Exercise goal
Transcribe the lines below exactly, beginning with the line that holds "Decode this image" and ending with the final line, both included. Pictures are to be left out.

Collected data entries
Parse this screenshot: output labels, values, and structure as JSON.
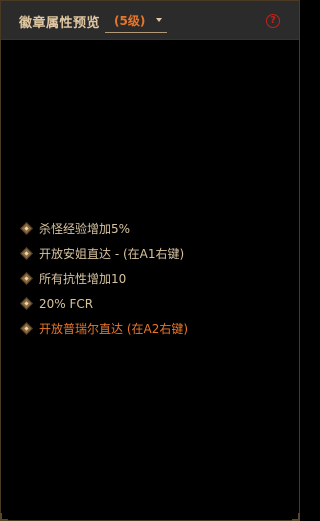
{
  "header": {
    "title": "徽章属性预览",
    "level_select": {
      "selected": "(5级)"
    },
    "help_icon": "question-circle-icon",
    "help_glyph": "?"
  },
  "attributes": [
    {
      "text": "杀怪经验增加5%",
      "color": "#d7c3a0"
    },
    {
      "text": "开放安姐直达 - (在A1右键)",
      "color": "#d7c3a0"
    },
    {
      "text": "所有抗性增加10",
      "color": "#d7c3a0"
    },
    {
      "text": "20% FCR",
      "color": "#d7c3a0"
    },
    {
      "text": "开放普瑞尔直达 (在A2右键)",
      "color": "#e8762a"
    }
  ],
  "colors": {
    "accent": "#e8762a",
    "text": "#d7c3a0",
    "help": "#c0231b",
    "header_bg": "#2b2b2b",
    "panel_bg": "#000000"
  }
}
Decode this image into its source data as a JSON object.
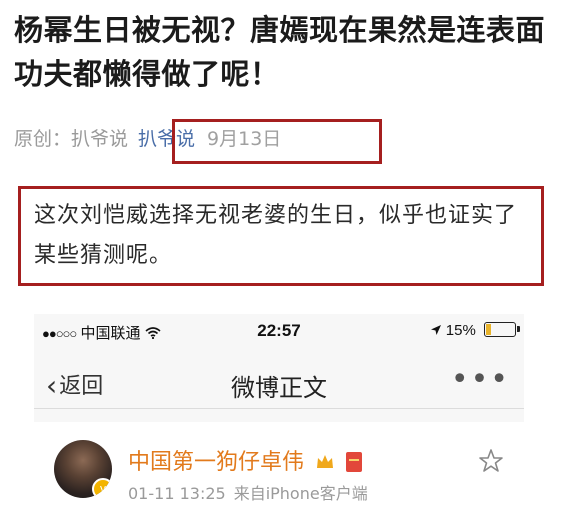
{
  "article": {
    "headline": "杨幂生日被无视？唐嫣现在果然是连表面功夫都懒得做了呢！",
    "meta_label": "原创：扒爷说",
    "author_link": "扒爷说",
    "date": "9月13日",
    "summary": "这次刘恺威选择无视老婆的生日，似乎也证实了某些猜测呢。"
  },
  "phone": {
    "status": {
      "signal": "●●○○○",
      "carrier": "中国联通",
      "time": "22:57",
      "battery_pct": "15%",
      "battery_level": 0.15
    },
    "nav": {
      "back_label": "返回",
      "title": "微博正文",
      "more": "•••"
    },
    "post": {
      "username": "中国第一狗仔卓伟",
      "timestamp": "01-11 13:25",
      "source": "来自iPhone客户端"
    }
  },
  "colors": {
    "highlight_box": "#a51f1f",
    "username": "#e27a1c",
    "author_link": "#4a6ea8"
  }
}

In response
Decode this image into its source data as a JSON object.
{
  "article": {
    "headline": "杨幂生日被无视？唐嫣现在果然是连表面功夫都懒得做了呢！",
    "meta_label": "原创：扒爷说",
    "author_link": "扒爷说",
    "date": "9月13日",
    "summary": "这次刘恺威选择无视老婆的生日，似乎也证实了某些猜测呢。"
  },
  "phone": {
    "status": {
      "signal": "●●○○○",
      "carrier": "中国联通",
      "time": "22:57",
      "battery_pct": "15%",
      "battery_level": 0.15
    },
    "nav": {
      "back_label": "返回",
      "title": "微博正文",
      "more": "•••"
    },
    "post": {
      "username": "中国第一狗仔卓伟",
      "timestamp": "01-11 13:25",
      "source": "来自iPhone客户端"
    }
  },
  "colors": {
    "highlight_box": "#a51f1f",
    "username": "#e27a1c",
    "author_link": "#4a6ea8"
  }
}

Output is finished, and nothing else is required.